ENTRIES:
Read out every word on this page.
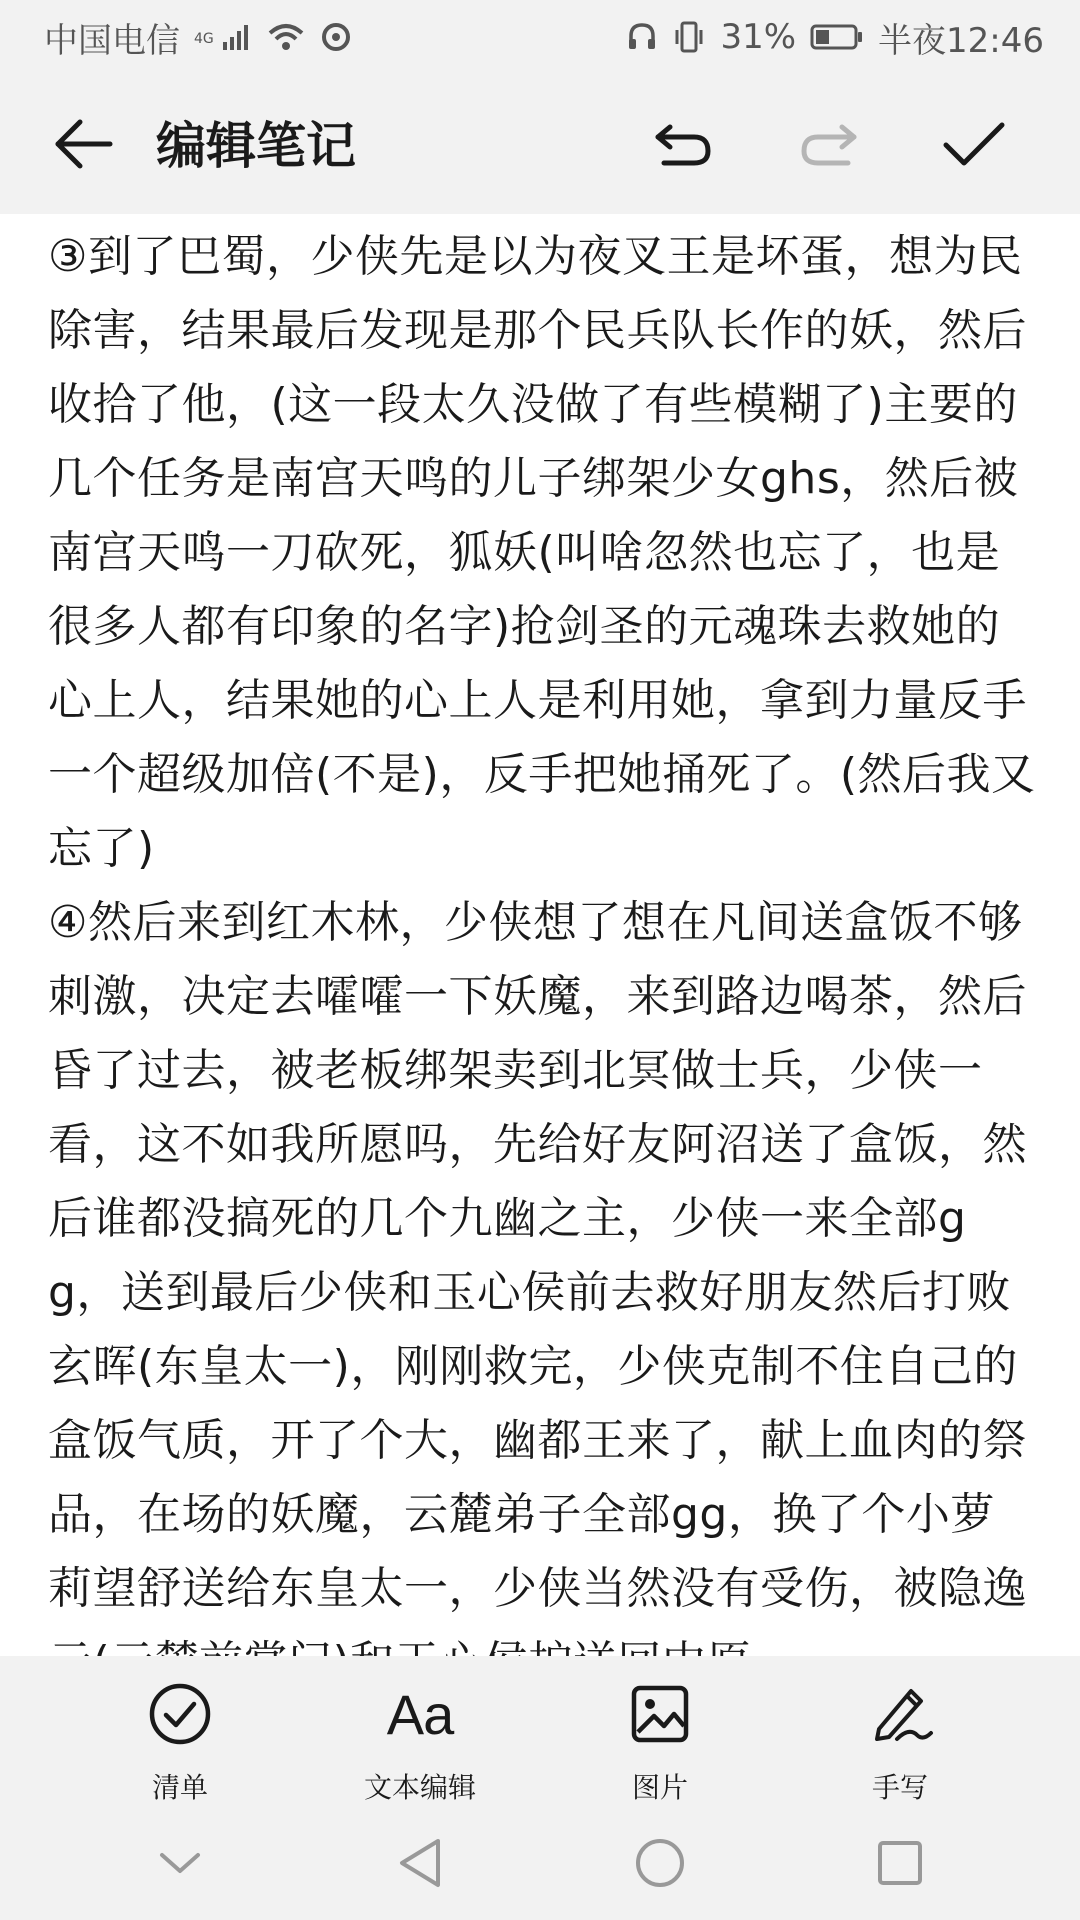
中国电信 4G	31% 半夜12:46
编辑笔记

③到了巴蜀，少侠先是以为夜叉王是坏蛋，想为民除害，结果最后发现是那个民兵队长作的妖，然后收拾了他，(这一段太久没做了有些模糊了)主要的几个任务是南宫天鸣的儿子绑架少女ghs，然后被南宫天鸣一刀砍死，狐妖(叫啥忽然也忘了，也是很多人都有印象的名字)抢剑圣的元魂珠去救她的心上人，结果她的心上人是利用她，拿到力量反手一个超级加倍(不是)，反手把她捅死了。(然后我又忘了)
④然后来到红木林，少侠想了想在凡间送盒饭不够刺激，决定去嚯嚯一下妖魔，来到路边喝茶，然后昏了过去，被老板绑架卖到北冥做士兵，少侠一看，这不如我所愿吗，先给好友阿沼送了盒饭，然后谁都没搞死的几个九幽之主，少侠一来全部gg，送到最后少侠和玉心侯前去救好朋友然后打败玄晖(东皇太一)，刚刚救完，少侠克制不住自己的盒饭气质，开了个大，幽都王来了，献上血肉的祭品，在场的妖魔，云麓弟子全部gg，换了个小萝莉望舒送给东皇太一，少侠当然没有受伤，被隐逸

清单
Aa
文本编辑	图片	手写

TASK GOAL:
Set down every entry word for word, but omit the pictures.

EXERCISE RESULT:
Read out every word on this page.
中国电信 4G	31% 半夜12:46
编辑笔记

③到了巴蜀，少侠先是以为夜叉王是坏蛋，想为民除害，结果最后发现是那个民兵队长作的妖，然后收拾了他，(这一段太久没做了有些模糊了)主要的几个任务是南宫天鸣的儿子绑架少女ghs，然后被南宫天鸣一刀砍死，狐妖(叫啥忽然也忘了，也是很多人都有印象的名字)抢剑圣的元魂珠去救她的心上人，结果她的心上人是利用她，拿到力量反手一个超级加倍(不是)，反手把她捅死了。(然后我又忘了)
④然后来到红木林，少侠想了想在凡间送盒饭不够刺激，决定去嚯嚯一下妖魔，来到路边喝茶，然后昏了过去，被老板绑架卖到北冥做士兵，少侠一看，这不如我所愿吗，先给好友阿沼送了盒饭，然后谁都没搞死的几个九幽之主，少侠一来全部gg，送到最后少侠和玉心侯前去救好朋友然后打败玄晖(东皇太一)，刚刚救完，少侠克制不住自己的盒饭气质，开了个大，幽都王来了，献上血肉的祭品，在场的妖魔，云麓弟子全部gg，换了个小萝莉望舒送给东皇太一，少侠当然没有受伤，被隐逸

清单
Aa
文本编辑	图片	手写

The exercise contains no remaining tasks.